#### Work to be completed
Reproduce all of the listing below without alteration.

#### Provided material
################

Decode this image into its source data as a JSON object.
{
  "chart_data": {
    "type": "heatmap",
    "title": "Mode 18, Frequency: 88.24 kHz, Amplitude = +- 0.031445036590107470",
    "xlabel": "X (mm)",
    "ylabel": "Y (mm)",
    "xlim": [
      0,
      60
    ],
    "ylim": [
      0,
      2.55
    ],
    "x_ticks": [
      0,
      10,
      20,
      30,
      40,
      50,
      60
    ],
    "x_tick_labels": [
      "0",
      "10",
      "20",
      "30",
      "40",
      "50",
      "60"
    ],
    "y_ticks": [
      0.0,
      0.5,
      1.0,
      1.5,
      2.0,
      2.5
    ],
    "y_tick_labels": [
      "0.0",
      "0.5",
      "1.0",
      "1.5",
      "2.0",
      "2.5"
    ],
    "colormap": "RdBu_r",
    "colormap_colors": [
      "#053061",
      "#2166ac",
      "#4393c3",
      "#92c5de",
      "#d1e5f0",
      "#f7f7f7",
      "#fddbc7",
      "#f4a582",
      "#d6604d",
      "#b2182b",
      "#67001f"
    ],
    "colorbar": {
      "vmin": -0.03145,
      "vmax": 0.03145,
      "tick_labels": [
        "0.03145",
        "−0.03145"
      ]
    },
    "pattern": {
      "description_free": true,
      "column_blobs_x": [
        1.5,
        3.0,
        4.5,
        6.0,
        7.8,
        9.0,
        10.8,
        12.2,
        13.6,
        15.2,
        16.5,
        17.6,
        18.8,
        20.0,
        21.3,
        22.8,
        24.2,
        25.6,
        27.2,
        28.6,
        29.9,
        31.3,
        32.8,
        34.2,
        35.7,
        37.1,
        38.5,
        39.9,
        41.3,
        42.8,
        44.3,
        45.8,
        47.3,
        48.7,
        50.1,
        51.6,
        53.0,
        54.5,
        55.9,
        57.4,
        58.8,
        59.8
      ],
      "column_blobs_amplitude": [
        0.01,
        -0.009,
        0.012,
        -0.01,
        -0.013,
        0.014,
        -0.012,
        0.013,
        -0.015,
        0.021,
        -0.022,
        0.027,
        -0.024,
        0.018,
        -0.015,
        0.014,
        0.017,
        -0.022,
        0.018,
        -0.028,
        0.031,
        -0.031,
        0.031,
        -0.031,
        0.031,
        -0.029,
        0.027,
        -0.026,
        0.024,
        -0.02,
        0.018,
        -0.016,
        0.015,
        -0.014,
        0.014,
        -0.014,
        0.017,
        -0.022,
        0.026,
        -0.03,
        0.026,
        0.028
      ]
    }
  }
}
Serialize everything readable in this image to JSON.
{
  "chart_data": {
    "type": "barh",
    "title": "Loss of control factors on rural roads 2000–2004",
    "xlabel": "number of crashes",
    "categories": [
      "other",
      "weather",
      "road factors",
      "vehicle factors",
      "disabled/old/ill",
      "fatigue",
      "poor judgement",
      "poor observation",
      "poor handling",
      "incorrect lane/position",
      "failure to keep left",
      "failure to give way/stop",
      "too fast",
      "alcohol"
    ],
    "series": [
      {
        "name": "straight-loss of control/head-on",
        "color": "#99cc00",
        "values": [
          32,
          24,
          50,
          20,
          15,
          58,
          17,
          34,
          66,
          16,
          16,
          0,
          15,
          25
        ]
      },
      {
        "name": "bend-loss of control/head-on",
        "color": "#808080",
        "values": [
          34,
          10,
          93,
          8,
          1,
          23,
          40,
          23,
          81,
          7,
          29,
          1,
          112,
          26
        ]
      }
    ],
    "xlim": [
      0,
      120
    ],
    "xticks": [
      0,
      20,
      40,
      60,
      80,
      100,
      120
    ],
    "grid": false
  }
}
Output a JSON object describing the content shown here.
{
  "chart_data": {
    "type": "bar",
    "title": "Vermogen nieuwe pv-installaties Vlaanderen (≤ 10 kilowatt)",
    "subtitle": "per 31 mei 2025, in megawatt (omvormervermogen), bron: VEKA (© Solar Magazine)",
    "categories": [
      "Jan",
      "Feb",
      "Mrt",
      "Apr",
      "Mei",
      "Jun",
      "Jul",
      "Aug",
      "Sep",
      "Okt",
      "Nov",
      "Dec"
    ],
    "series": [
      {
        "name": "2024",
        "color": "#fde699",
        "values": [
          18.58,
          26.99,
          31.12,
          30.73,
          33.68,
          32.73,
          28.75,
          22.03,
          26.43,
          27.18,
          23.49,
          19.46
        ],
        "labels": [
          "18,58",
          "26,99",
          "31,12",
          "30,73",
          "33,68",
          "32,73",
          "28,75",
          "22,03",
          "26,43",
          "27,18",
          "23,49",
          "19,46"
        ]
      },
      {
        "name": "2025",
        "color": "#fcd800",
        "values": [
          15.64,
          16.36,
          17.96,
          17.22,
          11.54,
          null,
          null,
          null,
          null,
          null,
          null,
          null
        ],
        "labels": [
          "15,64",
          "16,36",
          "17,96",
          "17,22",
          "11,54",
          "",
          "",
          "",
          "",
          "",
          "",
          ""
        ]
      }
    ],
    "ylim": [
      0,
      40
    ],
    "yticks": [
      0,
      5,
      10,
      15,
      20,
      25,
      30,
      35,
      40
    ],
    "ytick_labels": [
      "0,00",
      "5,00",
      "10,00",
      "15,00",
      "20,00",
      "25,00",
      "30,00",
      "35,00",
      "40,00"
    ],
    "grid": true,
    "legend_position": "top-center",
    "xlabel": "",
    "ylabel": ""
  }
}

################

#### Task solution
Decode this image into its source data as a JSON object.
{
  "chart_data": {
    "type": "heatmap",
    "title": "Mode 18, Frequency: 88.24 kHz, Amplitude = +- 0.031445036590107470",
    "xlabel": "X (mm)",
    "ylabel": "Y (mm)",
    "xlim": [
      0,
      60
    ],
    "ylim": [
      0,
      2.55
    ],
    "x_ticks": [
      0,
      10,
      20,
      30,
      40,
      50,
      60
    ],
    "x_tick_labels": [
      "0",
      "10",
      "20",
      "30",
      "40",
      "50",
      "60"
    ],
    "y_ticks": [
      0.0,
      0.5,
      1.0,
      1.5,
      2.0,
      2.5
    ],
    "y_tick_labels": [
      "0.0",
      "0.5",
      "1.0",
      "1.5",
      "2.0",
      "2.5"
    ],
    "colormap": "RdBu_r",
    "colormap_colors": [
      "#053061",
      "#2166ac",
      "#4393c3",
      "#92c5de",
      "#d1e5f0",
      "#f7f7f7",
      "#fddbc7",
      "#f4a582",
      "#d6604d",
      "#b2182b",
      "#67001f"
    ],
    "colorbar": {
      "vmin": -0.03145,
      "vmax": 0.03145,
      "tick_labels": [
        "0.03145",
        "−0.03145"
      ]
    },
    "pattern": {
      "description_free": true,
      "column_blobs_x": [
        1.5,
        3.0,
        4.5,
        6.0,
        7.8,
        9.0,
        10.8,
        12.2,
        13.6,
        15.2,
        16.5,
        17.6,
        18.8,
        20.0,
        21.3,
        22.8,
        24.2,
        25.6,
        27.2,
        28.6,
        29.9,
        31.3,
        32.8,
        34.2,
        35.7,
        37.1,
        38.5,
        39.9,
        41.3,
        42.8,
        44.3,
        45.8,
        47.3,
        48.7,
        50.1,
        51.6,
        53.0,
        54.5,
        55.9,
        57.4,
        58.8,
        59.8
      ],
      "column_blobs_amplitude": [
        0.01,
        -0.009,
        0.012,
        -0.01,
        -0.013,
        0.014,
        -0.012,
        0.013,
        -0.015,
        0.021,
        -0.022,
        0.027,
        -0.024,
        0.018,
        -0.015,
        0.014,
        0.017,
        -0.022,
        0.018,
        -0.028,
        0.031,
        -0.031,
        0.031,
        -0.031,
        0.031,
        -0.029,
        0.027,
        -0.026,
        0.024,
        -0.02,
        0.018,
        -0.016,
        0.015,
        -0.014,
        0.014,
        -0.014,
        0.017,
        -0.022,
        0.026,
        -0.03,
        0.026,
        0.028
      ]
    }
  }
}
Serialize everything readable in this image to JSON.
{
  "chart_data": {
    "type": "barh",
    "title": "Loss of control factors on rural roads 2000–2004",
    "xlabel": "number of crashes",
    "categories": [
      "other",
      "weather",
      "road factors",
      "vehicle factors",
      "disabled/old/ill",
      "fatigue",
      "poor judgement",
      "poor observation",
      "poor handling",
      "incorrect lane/position",
      "failure to keep left",
      "failure to give way/stop",
      "too fast",
      "alcohol"
    ],
    "series": [
      {
        "name": "straight-loss of control/head-on",
        "color": "#99cc00",
        "values": [
          32,
          24,
          50,
          20,
          15,
          58,
          17,
          34,
          66,
          16,
          16,
          0,
          15,
          25
        ]
      },
      {
        "name": "bend-loss of control/head-on",
        "color": "#808080",
        "values": [
          34,
          10,
          93,
          8,
          1,
          23,
          40,
          23,
          81,
          7,
          29,
          1,
          112,
          26
        ]
      }
    ],
    "xlim": [
      0,
      120
    ],
    "xticks": [
      0,
      20,
      40,
      60,
      80,
      100,
      120
    ],
    "grid": false
  }
}
Output a JSON object describing the content shown here.
{
  "chart_data": {
    "type": "bar",
    "title": "Vermogen nieuwe pv-installaties Vlaanderen (≤ 10 kilowatt)",
    "subtitle": "per 31 mei 2025, in megawatt (omvormervermogen), bron: VEKA (© Solar Magazine)",
    "categories": [
      "Jan",
      "Feb",
      "Mrt",
      "Apr",
      "Mei",
      "Jun",
      "Jul",
      "Aug",
      "Sep",
      "Okt",
      "Nov",
      "Dec"
    ],
    "series": [
      {
        "name": "2024",
        "color": "#fde699",
        "values": [
          18.58,
          26.99,
          31.12,
          30.73,
          33.68,
          32.73,
          28.75,
          22.03,
          26.43,
          27.18,
          23.49,
          19.46
        ],
        "labels": [
          "18,58",
          "26,99",
          "31,12",
          "30,73",
          "33,68",
          "32,73",
          "28,75",
          "22,03",
          "26,43",
          "27,18",
          "23,49",
          "19,46"
        ]
      },
      {
        "name": "2025",
        "color": "#fcd800",
        "values": [
          15.64,
          16.36,
          17.96,
          17.22,
          11.54,
          null,
          null,
          null,
          null,
          null,
          null,
          null
        ],
        "labels": [
          "15,64",
          "16,36",
          "17,96",
          "17,22",
          "11,54",
          "",
          "",
          "",
          "",
          "",
          "",
          ""
        ]
      }
    ],
    "ylim": [
      0,
      40
    ],
    "yticks": [
      0,
      5,
      10,
      15,
      20,
      25,
      30,
      35,
      40
    ],
    "ytick_labels": [
      "0,00",
      "5,00",
      "10,00",
      "15,00",
      "20,00",
      "25,00",
      "30,00",
      "35,00",
      "40,00"
    ],
    "grid": true,
    "legend_position": "top-center",
    "xlabel": "",
    "ylabel": ""
  }
}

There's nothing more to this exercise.